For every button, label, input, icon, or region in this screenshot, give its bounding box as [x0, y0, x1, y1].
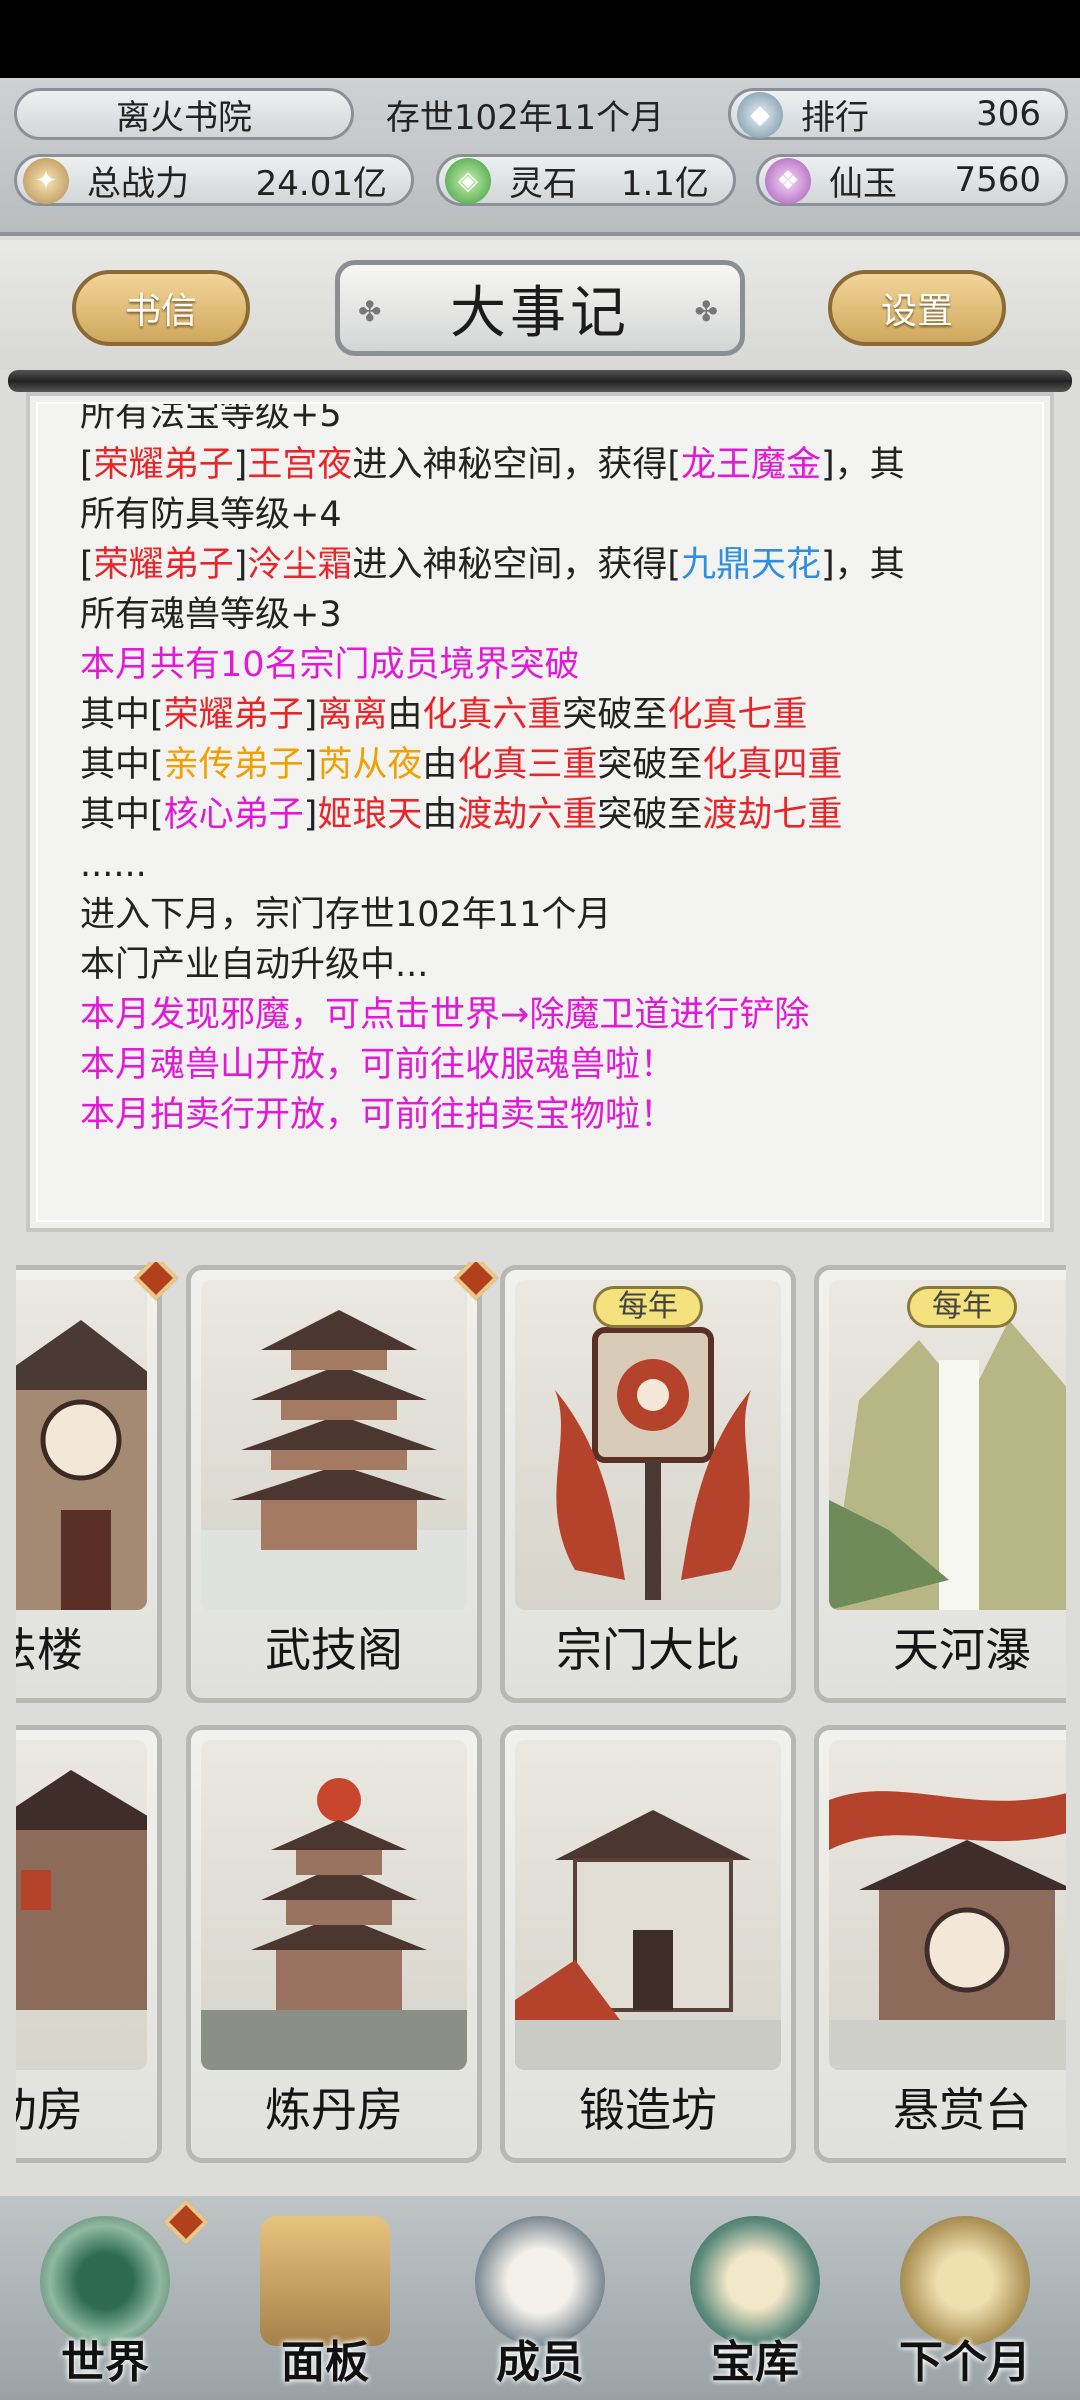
building-xuan-shang-tai-image: [829, 1740, 1066, 2070]
building-card-gong-fang[interactable]: 功房: [16, 1725, 162, 2163]
log-line: 其中[亲传弟子]芮从夜由化真三重突破至化真四重: [80, 745, 843, 785]
power-icon: ✦: [23, 158, 69, 204]
building-name: 炼丹房: [265, 2083, 403, 2137]
nav-panel-button[interactable]: 面板: [240, 2210, 410, 2390]
nav-world-label: 世界: [61, 2337, 149, 2388]
log-line: 本月发现邪魔，可点击世界→除魔卫道进行铲除: [80, 995, 810, 1035]
log-line: 本月魂兽山开放，可前往收服魂兽啦！: [80, 1045, 676, 1085]
log-line: 本门产业自动升级中...: [80, 945, 429, 985]
building-lian-dan-fang-image: [201, 1740, 467, 2070]
building-card-zong-men-da-bi[interactable]: 每年 宗门大比: [500, 1265, 796, 1703]
jade-value: 7560: [954, 160, 1041, 200]
building-name: 武技阁: [265, 1623, 403, 1677]
building-card-wu-ji-ge[interactable]: 武技阁: [186, 1265, 482, 1703]
status-bar: [0, 0, 1080, 78]
building-name: 功房: [16, 2083, 83, 2137]
jade-plate[interactable]: ❖ 仙玉 7560: [756, 154, 1068, 206]
building-card-duan-zao-fang[interactable]: 锻造坊: [500, 1725, 796, 2163]
power-value: 24.01亿: [255, 163, 387, 204]
building-card-tian-he-pu[interactable]: 每年 天河瀑: [814, 1265, 1066, 1703]
jade-icon: ❖: [765, 158, 811, 204]
building-name: 法楼: [16, 1623, 83, 1677]
building-duan-zao-fang-image: [515, 1740, 781, 2070]
ornament-left-icon: ✤: [358, 295, 386, 328]
chronicle-header: 书信 ✤ 大事记 ✤ 设置: [0, 240, 1080, 370]
sect-name-plate[interactable]: 离火书院: [14, 88, 354, 140]
nav-treasury-button[interactable]: 宝库: [670, 2210, 840, 2390]
yearly-badge: 每年: [593, 1286, 703, 1328]
log-line: 所有法宝等级+5: [80, 404, 342, 435]
nav-panel-label: 面板: [281, 2337, 369, 2388]
log-line: 其中[核心弟子]姬琅天由渡劫六重突破至渡劫七重: [80, 795, 843, 835]
existence-plate: 存世102年11个月: [340, 88, 710, 140]
nav-next-month-label: 下个月: [899, 2337, 1031, 2388]
scroll-rod: [8, 370, 1072, 392]
building-gong-fang-image: [16, 1740, 147, 2070]
spirit-stone-value: 1.1亿: [620, 163, 709, 204]
bottom-nav: 世界 面板 成员 宝库 下个月: [0, 2196, 1080, 2400]
log-line: [荣耀弟子]王宫夜进入神秘空间，获得[龙王魔金]，其: [80, 445, 905, 485]
chronicle-log-body[interactable]: 所有法宝等级+5 [荣耀弟子]王宫夜进入神秘空间，获得[龙王魔金]，其 所有防具…: [38, 404, 1042, 1220]
letters-button[interactable]: 书信: [72, 270, 250, 346]
spirit-stone-icon: ◈: [445, 158, 491, 204]
sect-name: 离火书院: [116, 97, 252, 138]
existence-text: 存世102年11个月: [385, 97, 665, 138]
building-card-lian-dan-fang[interactable]: 炼丹房: [186, 1725, 482, 2163]
rank-plate[interactable]: ◆ 排行 306: [728, 88, 1068, 140]
nav-next-month-button[interactable]: 下个月: [880, 2210, 1050, 2390]
building-tian-he-pu-image: [829, 1280, 1066, 1610]
log-line: 所有防具等级+4: [80, 495, 342, 535]
power-plate: ✦ 总战力 24.01亿: [14, 154, 414, 206]
building-name: 天河瀑: [893, 1623, 1031, 1677]
building-name: 悬赏台: [893, 2083, 1031, 2137]
building-card-xuan-shang-tai[interactable]: 悬赏台: [814, 1725, 1066, 2163]
building-name: 宗门大比: [556, 1623, 740, 1677]
building-zong-men-da-bi-image: [515, 1280, 781, 1610]
settings-button[interactable]: 设置: [828, 270, 1006, 346]
building-fa-lou-image: [16, 1280, 147, 1610]
building-card-fa-lou[interactable]: 法楼: [16, 1265, 162, 1703]
nav-world-button[interactable]: 世界: [20, 2210, 190, 2390]
log-line: ......: [80, 845, 147, 885]
log-line: 本月共有10名宗门成员境界突破: [80, 645, 580, 685]
log-line: [荣耀弟子]泠尘霜进入神秘空间，获得[九鼎天花]，其: [80, 545, 905, 585]
rank-value: 306: [976, 94, 1041, 134]
page-title: 大事记: [450, 280, 630, 346]
chronicle-log[interactable]: 所有法宝等级+5 [荣耀弟子]王宫夜进入神秘空间，获得[龙王魔金]，其 所有防具…: [26, 392, 1054, 1232]
log-line: 进入下月，宗门存世102年11个月: [80, 895, 612, 935]
page-title-plate: ✤ 大事记 ✤: [335, 260, 745, 356]
building-grid[interactable]: 法楼 武技阁 每年 宗门大比 每年 天河瀑 功房 炼丹房: [16, 1262, 1066, 2192]
nav-treasury-label: 宝库: [711, 2337, 799, 2388]
ornament-right-icon: ✤: [694, 295, 722, 328]
nav-members-label: 成员: [496, 2337, 584, 2388]
building-wu-ji-ge-image: [201, 1280, 467, 1610]
rank-icon: ◆: [737, 92, 783, 138]
spirit-stone-plate[interactable]: ◈ 灵石 1.1亿: [436, 154, 736, 206]
building-name: 锻造坊: [579, 2083, 717, 2137]
nav-members-button[interactable]: 成员: [455, 2210, 625, 2390]
resource-bar: 离火书院 存世102年11个月 ◆ 排行 306 ✦ 总战力 24.01亿 ◈ …: [0, 78, 1080, 236]
log-line: 本月拍卖行开放，可前往拍卖宝物啦！: [80, 1095, 676, 1135]
log-line: 其中[荣耀弟子]离离由化真六重突破至化真七重: [80, 695, 808, 735]
yearly-badge: 每年: [907, 1286, 1017, 1328]
log-line: 所有魂兽等级+3: [80, 595, 342, 635]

—————

Set task — Switch "锻造坊" to "炼器坊" everywhere in the data above and write the data out again with nothing else changed. Leave out the pictures.

Completed exercise —
For every button, label, input, icon, or region in this screenshot, give its bounding box as [x0, y0, x1, y1].
building-xuan-shang-tai-image: [829, 1740, 1066, 2070]
building-card-gong-fang[interactable]: 功房: [16, 1725, 162, 2163]
log-line: 其中[亲传弟子]芮从夜由化真三重突破至化真四重: [80, 745, 843, 785]
power-icon: ✦: [23, 158, 69, 204]
building-name: 炼丹房: [265, 2083, 403, 2137]
nav-panel-button[interactable]: 面板: [240, 2210, 410, 2390]
nav-world-label: 世界: [61, 2337, 149, 2388]
log-line: 本月发现邪魔，可点击世界→除魔卫道进行铲除: [80, 995, 810, 1035]
log-line: 本月魂兽山开放，可前往收服魂兽啦！: [80, 1045, 676, 1085]
log-line: 本门产业自动升级中...: [80, 945, 429, 985]
building-lian-dan-fang-image: [201, 1740, 467, 2070]
building-card-zong-men-da-bi[interactable]: 每年 宗门大比: [500, 1265, 796, 1703]
jade-value: 7560: [954, 160, 1041, 200]
building-name: 武技阁: [265, 1623, 403, 1677]
building-card-wu-ji-ge[interactable]: 武技阁: [186, 1265, 482, 1703]
status-bar: [0, 0, 1080, 78]
building-name: 功房: [16, 2083, 83, 2137]
jade-plate[interactable]: ❖ 仙玉 7560: [756, 154, 1068, 206]
building-card-duan-zao-fang[interactable]: 炼器坊: [500, 1725, 796, 2163]
power-value: 24.01亿: [255, 163, 387, 204]
building-card-tian-he-pu[interactable]: 每年 天河瀑: [814, 1265, 1066, 1703]
jade-icon: ❖: [765, 158, 811, 204]
building-name: 法楼: [16, 1623, 83, 1677]
building-duan-zao-fang-image: [515, 1740, 781, 2070]
ornament-left-icon: ✤: [358, 295, 386, 328]
chronicle-header: 书信 ✤ 大事记 ✤ 设置: [0, 240, 1080, 370]
sect-name-plate[interactable]: 离火书院: [14, 88, 354, 140]
nav-treasury-button[interactable]: 宝库: [670, 2210, 840, 2390]
yearly-badge: 每年: [593, 1286, 703, 1328]
log-line: 所有法宝等级+5: [80, 404, 342, 435]
nav-panel-label: 面板: [281, 2337, 369, 2388]
log-line: 其中[核心弟子]姬琅天由渡劫六重突破至渡劫七重: [80, 795, 843, 835]
existence-plate: 存世102年11个月: [340, 88, 710, 140]
nav-next-month-label: 下个月: [899, 2337, 1031, 2388]
scroll-rod: [8, 370, 1072, 392]
building-gong-fang-image: [16, 1740, 147, 2070]
spirit-stone-value: 1.1亿: [620, 163, 709, 204]
bottom-nav: 世界 面板 成员 宝库 下个月: [0, 2196, 1080, 2400]
log-line: [荣耀弟子]王宫夜进入神秘空间，获得[龙王魔金]，其: [80, 445, 905, 485]
chronicle-log-body[interactable]: 所有法宝等级+5 [荣耀弟子]王宫夜进入神秘空间，获得[龙王魔金]，其 所有防具…: [38, 404, 1042, 1220]
letters-button[interactable]: 书信: [72, 270, 250, 346]
spirit-stone-icon: ◈: [445, 158, 491, 204]
sect-name: 离火书院: [116, 97, 252, 138]
existence-text: 存世102年11个月: [385, 97, 665, 138]
building-card-lian-dan-fang[interactable]: 炼丹房: [186, 1725, 482, 2163]
rank-plate[interactable]: ◆ 排行 306: [728, 88, 1068, 140]
nav-next-month-button[interactable]: 下个月: [880, 2210, 1050, 2390]
building-tian-he-pu-image: [829, 1280, 1066, 1610]
log-line: 所有防具等级+4: [80, 495, 342, 535]
power-plate: ✦ 总战力 24.01亿: [14, 154, 414, 206]
building-name: 天河瀑: [893, 1623, 1031, 1677]
building-name: 悬赏台: [893, 2083, 1031, 2137]
building-card-xuan-shang-tai[interactable]: 悬赏台: [814, 1725, 1066, 2163]
building-name: 宗门大比: [556, 1623, 740, 1677]
building-zong-men-da-bi-image: [515, 1280, 781, 1610]
settings-button[interactable]: 设置: [828, 270, 1006, 346]
building-fa-lou-image: [16, 1280, 147, 1610]
building-card-fa-lou[interactable]: 法楼: [16, 1265, 162, 1703]
nav-world-button[interactable]: 世界: [20, 2210, 190, 2390]
log-line: ......: [80, 845, 147, 885]
log-line: 本月共有10名宗门成员境界突破: [80, 645, 580, 685]
log-line: [荣耀弟子]泠尘霜进入神秘空间，获得[九鼎天花]，其: [80, 545, 905, 585]
rank-value: 306: [976, 94, 1041, 134]
page-title: 大事记: [450, 280, 630, 346]
chronicle-log[interactable]: 所有法宝等级+5 [荣耀弟子]王宫夜进入神秘空间，获得[龙王魔金]，其 所有防具…: [26, 392, 1054, 1232]
log-line: 进入下月，宗门存世102年11个月: [80, 895, 612, 935]
page-title-plate: ✤ 大事记 ✤: [335, 260, 745, 356]
building-grid[interactable]: 法楼 武技阁 每年 宗门大比 每年 天河瀑 功房 炼丹房: [16, 1262, 1066, 2192]
nav-treasury-label: 宝库: [711, 2337, 799, 2388]
ornament-right-icon: ✤: [694, 295, 722, 328]
nav-members-label: 成员: [496, 2337, 584, 2388]
building-wu-ji-ge-image: [201, 1280, 467, 1610]
rank-icon: ◆: [737, 92, 783, 138]
spirit-stone-plate[interactable]: ◈ 灵石 1.1亿: [436, 154, 736, 206]
building-name: 炼器坊: [579, 2083, 717, 2137]
nav-members-button[interactable]: 成员: [455, 2210, 625, 2390]
resource-bar: 离火书院 存世102年11个月 ◆ 排行 306 ✦ 总战力 24.01亿 ◈ …: [0, 78, 1080, 236]
log-line: 本月拍卖行开放，可前往拍卖宝物啦！: [80, 1095, 676, 1135]
log-line: 其中[荣耀弟子]离离由化真六重突破至化真七重: [80, 695, 808, 735]
yearly-badge: 每年: [907, 1286, 1017, 1328]
log-line: 所有魂兽等级+3: [80, 595, 342, 635]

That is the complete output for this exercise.